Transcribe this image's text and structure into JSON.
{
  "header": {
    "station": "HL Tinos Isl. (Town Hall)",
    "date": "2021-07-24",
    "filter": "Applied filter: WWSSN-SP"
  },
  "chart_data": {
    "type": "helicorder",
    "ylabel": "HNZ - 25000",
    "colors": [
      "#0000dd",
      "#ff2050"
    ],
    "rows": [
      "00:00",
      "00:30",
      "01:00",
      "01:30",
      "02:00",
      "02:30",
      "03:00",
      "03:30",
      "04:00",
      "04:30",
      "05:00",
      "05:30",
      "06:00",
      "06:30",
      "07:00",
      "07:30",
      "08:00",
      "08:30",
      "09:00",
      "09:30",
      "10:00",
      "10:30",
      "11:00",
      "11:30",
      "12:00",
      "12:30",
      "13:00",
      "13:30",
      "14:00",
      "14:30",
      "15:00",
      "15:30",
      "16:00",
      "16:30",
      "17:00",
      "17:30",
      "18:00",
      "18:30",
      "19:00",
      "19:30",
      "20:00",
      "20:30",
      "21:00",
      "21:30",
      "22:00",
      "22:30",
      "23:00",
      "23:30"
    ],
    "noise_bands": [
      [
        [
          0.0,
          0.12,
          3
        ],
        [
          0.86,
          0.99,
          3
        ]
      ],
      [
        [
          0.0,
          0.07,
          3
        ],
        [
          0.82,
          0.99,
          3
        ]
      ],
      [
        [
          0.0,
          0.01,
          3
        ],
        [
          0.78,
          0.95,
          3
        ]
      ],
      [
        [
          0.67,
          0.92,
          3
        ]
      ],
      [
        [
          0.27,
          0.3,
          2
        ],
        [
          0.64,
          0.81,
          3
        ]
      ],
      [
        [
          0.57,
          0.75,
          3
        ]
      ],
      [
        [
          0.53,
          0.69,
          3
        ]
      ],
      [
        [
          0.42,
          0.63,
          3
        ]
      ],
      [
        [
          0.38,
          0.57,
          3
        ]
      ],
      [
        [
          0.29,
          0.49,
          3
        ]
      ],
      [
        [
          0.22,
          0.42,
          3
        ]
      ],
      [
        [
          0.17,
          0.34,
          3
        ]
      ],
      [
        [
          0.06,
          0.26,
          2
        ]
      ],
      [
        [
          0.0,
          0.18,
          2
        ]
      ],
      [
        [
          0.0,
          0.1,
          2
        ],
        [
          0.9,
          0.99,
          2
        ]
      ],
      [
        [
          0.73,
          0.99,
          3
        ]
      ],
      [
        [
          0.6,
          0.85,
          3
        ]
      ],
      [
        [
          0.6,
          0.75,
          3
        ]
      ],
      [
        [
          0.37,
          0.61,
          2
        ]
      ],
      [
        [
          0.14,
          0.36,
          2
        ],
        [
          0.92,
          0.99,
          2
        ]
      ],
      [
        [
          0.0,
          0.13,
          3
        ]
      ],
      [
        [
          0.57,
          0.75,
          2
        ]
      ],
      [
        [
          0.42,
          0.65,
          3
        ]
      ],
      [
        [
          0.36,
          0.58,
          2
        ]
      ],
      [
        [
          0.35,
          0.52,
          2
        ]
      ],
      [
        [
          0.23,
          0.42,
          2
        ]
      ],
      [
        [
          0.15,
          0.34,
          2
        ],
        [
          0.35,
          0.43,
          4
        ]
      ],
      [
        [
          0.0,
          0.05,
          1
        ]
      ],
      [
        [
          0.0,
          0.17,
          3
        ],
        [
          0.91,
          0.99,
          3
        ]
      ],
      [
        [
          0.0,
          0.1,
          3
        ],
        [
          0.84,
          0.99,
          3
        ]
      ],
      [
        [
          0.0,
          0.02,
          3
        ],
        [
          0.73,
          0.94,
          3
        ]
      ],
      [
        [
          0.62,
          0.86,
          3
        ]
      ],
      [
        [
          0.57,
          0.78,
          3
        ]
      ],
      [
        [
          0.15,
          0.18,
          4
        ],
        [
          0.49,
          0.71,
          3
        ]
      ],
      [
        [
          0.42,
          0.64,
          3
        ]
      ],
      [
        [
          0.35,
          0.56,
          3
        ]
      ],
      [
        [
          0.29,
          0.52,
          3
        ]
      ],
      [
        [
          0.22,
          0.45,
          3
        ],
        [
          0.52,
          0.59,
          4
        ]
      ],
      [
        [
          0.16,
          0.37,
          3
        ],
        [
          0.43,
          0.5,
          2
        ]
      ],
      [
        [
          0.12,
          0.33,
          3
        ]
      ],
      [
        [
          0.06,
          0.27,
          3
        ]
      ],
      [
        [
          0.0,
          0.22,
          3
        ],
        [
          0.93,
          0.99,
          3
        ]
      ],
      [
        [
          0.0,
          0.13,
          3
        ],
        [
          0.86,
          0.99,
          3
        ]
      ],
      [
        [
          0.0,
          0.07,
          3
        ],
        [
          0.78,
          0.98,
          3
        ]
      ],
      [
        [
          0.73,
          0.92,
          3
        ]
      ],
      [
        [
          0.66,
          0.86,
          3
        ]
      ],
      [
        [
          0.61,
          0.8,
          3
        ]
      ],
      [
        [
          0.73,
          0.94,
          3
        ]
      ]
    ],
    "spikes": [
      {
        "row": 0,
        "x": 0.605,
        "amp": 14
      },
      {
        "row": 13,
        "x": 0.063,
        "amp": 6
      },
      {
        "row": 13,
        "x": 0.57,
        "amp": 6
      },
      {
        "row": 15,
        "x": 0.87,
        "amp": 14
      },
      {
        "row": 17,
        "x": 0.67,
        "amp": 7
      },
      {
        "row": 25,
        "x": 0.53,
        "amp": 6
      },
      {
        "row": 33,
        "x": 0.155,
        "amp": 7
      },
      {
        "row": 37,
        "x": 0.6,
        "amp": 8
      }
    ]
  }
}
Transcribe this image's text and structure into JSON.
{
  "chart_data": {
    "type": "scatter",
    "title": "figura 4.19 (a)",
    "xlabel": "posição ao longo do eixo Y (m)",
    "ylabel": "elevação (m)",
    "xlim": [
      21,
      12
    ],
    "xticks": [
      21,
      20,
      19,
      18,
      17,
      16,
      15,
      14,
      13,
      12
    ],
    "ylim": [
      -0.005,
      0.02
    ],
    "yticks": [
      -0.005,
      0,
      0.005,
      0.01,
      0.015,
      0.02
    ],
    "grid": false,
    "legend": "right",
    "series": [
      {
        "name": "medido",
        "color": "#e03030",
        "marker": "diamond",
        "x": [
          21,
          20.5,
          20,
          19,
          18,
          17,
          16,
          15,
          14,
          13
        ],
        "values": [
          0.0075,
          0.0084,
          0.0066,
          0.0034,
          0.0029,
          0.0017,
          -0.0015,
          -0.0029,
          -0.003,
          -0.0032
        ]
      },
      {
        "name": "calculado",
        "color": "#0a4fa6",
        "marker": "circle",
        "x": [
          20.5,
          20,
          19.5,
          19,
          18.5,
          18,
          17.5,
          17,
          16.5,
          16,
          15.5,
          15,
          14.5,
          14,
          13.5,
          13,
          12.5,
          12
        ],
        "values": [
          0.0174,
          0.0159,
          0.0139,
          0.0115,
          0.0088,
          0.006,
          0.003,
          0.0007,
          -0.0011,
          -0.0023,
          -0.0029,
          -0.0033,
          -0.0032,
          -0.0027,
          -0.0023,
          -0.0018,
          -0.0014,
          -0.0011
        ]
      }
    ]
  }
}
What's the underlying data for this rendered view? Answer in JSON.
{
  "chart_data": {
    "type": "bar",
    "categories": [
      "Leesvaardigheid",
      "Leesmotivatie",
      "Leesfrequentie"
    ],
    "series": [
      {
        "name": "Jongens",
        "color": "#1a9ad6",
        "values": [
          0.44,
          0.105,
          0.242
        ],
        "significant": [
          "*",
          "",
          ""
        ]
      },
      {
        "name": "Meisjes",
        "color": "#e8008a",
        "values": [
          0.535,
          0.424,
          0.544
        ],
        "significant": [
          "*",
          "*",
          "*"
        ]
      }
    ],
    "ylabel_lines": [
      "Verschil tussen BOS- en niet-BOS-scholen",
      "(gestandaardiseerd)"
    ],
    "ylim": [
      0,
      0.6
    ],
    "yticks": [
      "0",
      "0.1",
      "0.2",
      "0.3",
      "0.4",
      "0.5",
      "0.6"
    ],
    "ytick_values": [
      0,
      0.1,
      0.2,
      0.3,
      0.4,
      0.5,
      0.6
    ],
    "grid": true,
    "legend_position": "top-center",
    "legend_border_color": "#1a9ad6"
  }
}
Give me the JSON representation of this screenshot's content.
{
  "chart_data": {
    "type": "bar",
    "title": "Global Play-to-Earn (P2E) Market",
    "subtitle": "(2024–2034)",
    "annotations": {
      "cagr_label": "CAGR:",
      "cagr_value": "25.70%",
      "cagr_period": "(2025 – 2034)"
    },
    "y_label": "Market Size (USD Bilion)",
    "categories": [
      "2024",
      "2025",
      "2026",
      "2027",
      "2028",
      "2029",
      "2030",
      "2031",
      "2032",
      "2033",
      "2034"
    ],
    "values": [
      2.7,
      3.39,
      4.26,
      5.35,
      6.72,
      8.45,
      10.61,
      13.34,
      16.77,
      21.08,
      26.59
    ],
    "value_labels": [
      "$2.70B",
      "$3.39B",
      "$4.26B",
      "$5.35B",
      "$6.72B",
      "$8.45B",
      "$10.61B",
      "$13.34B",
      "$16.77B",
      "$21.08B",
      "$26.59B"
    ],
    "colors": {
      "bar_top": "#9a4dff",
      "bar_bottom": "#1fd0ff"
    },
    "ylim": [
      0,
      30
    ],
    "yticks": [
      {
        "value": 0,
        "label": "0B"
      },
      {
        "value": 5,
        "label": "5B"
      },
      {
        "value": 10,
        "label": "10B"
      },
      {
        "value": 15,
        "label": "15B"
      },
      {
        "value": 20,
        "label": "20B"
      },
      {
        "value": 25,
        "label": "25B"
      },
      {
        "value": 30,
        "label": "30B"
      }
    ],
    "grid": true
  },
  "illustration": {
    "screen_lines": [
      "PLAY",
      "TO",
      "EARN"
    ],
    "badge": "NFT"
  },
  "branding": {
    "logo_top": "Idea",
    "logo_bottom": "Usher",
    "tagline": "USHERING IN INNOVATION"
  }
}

- - -

Each line that has the word "Market" should be copied.

(Answer)
    "title": "Global Play-to-Earn (P2E) Market",
    "y_label": "Market Size (USD Bilion)",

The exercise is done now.